# Exercise objective
Retype every entry in its entirety, without alteration.

** START Listed entries **

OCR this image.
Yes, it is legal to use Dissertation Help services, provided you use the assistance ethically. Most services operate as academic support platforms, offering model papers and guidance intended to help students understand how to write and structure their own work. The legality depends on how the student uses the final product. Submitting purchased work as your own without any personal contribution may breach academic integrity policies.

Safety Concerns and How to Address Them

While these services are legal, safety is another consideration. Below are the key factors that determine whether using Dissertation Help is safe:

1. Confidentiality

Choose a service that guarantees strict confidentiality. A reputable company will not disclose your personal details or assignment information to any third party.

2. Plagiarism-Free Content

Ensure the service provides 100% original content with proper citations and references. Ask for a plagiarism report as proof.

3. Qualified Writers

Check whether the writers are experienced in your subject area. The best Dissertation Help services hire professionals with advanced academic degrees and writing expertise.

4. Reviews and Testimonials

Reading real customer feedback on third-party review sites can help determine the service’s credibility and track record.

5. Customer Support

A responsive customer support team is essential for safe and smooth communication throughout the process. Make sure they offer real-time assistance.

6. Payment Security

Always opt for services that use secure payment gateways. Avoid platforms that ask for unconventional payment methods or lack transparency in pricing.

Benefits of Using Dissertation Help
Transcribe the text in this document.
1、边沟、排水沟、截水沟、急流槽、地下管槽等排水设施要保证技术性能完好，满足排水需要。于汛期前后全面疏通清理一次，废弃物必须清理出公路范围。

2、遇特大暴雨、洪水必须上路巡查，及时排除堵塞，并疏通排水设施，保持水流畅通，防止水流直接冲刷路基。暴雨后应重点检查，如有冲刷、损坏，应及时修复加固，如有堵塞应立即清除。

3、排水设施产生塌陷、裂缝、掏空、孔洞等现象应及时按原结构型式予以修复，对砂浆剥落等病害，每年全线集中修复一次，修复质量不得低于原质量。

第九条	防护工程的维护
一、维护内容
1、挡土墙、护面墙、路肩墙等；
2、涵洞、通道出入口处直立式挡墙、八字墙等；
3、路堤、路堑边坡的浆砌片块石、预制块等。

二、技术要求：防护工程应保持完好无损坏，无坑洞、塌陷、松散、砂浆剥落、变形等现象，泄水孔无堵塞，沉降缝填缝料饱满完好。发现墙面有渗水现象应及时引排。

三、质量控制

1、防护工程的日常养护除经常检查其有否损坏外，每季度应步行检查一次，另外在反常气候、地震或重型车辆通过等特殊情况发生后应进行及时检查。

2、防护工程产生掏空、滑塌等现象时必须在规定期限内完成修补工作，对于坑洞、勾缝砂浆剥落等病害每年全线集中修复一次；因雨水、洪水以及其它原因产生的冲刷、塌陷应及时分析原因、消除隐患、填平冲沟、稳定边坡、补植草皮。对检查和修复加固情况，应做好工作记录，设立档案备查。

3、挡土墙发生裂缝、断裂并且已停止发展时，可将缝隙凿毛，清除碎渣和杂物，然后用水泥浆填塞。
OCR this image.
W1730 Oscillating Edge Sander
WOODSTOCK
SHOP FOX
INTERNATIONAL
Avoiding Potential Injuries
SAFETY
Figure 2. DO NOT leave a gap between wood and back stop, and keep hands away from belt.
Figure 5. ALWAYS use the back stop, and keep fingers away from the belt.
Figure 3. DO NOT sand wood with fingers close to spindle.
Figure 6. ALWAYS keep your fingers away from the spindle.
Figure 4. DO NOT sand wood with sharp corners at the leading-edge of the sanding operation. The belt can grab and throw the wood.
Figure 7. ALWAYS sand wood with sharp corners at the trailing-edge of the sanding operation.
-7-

** END Listed entries **

# Output of the task
OCR this image.
Yes, it is legal to use Dissertation Help services, provided you use the assistance ethically. Most services operate as academic support platforms, offering model papers and guidance intended to help students understand how to write and structure their own work. The legality depends on how the student uses the final product. Submitting purchased work as your own without any personal contribution may breach academic integrity policies.

Safety Concerns and How to Address Them

While these services are legal, safety is another consideration. Below are the key factors that determine whether using Dissertation Help is safe:

1. Confidentiality

Choose a service that guarantees strict confidentiality. A reputable company will not disclose your personal details or assignment information to any third party.

2. Plagiarism-Free Content

Ensure the service provides 100% original content with proper citations and references. Ask for a plagiarism report as proof.

3. Qualified Writers

Check whether the writers are experienced in your subject area. The best Dissertation Help services hire professionals with advanced academic degrees and writing expertise.

4. Reviews and Testimonials

Reading real customer feedback on third-party review sites can help determine the service’s credibility and track record.

5. Customer Support

A responsive customer support team is essential for safe and smooth communication throughout the process. Make sure they offer real-time assistance.

6. Payment Security

Always opt for services that use secure payment gateways. Avoid platforms that ask for unconventional payment methods or lack transparency in pricing.

Benefits of Using Dissertation Help
Transcribe the text in this document.
1、边沟、排水沟、截水沟、急流槽、地下管槽等排水设施要保证技术性能完好，满足排水需要。于汛期前后全面疏通清理一次，废弃物必须清理出公路范围。

2、遇特大暴雨、洪水必须上路巡查，及时排除堵塞，并疏通排水设施，保持水流畅通，防止水流直接冲刷路基。暴雨后应重点检查，如有冲刷、损坏，应及时修复加固，如有堵塞应立即清除。

3、排水设施产生塌陷、裂缝、掏空、孔洞等现象应及时按原结构型式予以修复，对砂浆剥落等病害，每年全线集中修复一次，修复质量不得低于原质量。

第九条	防护工程的维护
一、维护内容
1、挡土墙、护面墙、路肩墙等；
2、涵洞、通道出入口处直立式挡墙、八字墙等；
3、路堤、路堑边坡的浆砌片块石、预制块等。

二、技术要求：防护工程应保持完好无损坏，无坑洞、塌陷、松散、砂浆剥落、变形等现象，泄水孔无堵塞，沉降缝填缝料饱满完好。发现墙面有渗水现象应及时引排。

三、质量控制

1、防护工程的日常养护除经常检查其有否损坏外，每季度应步行检查一次，另外在反常气候、地震或重型车辆通过等特殊情况发生后应进行及时检查。

2、防护工程产生掏空、滑塌等现象时必须在规定期限内完成修补工作，对于坑洞、勾缝砂浆剥落等病害每年全线集中修复一次；因雨水、洪水以及其它原因产生的冲刷、塌陷应及时分析原因、消除隐患、填平冲沟、稳定边坡、补植草皮。对检查和修复加固情况，应做好工作记录，设立档案备查。

3、挡土墙发生裂缝、断裂并且已停止发展时，可将缝隙凿毛，清除碎渣和杂物，然后用水泥浆填塞。
OCR this image.
W1730 Oscillating Edge Sander
WOODSTOCK
SHOP FOX
INTERNATIONAL
Avoiding Potential Injuries
SAFETY
Figure 2. DO NOT leave a gap between wood and back stop, and keep hands away from belt.
Figure 5. ALWAYS use the back stop, and keep fingers away from the belt.
Figure 3. DO NOT sand wood with fingers close to spindle.
Figure 6. ALWAYS keep your fingers away from the spindle.
Figure 4. DO NOT sand wood with sharp corners at the leading-edge of the sanding operation. The belt can grab and throw the wood.
Figure 7. ALWAYS sand wood with sharp corners at the trailing-edge of the sanding operation.
-7-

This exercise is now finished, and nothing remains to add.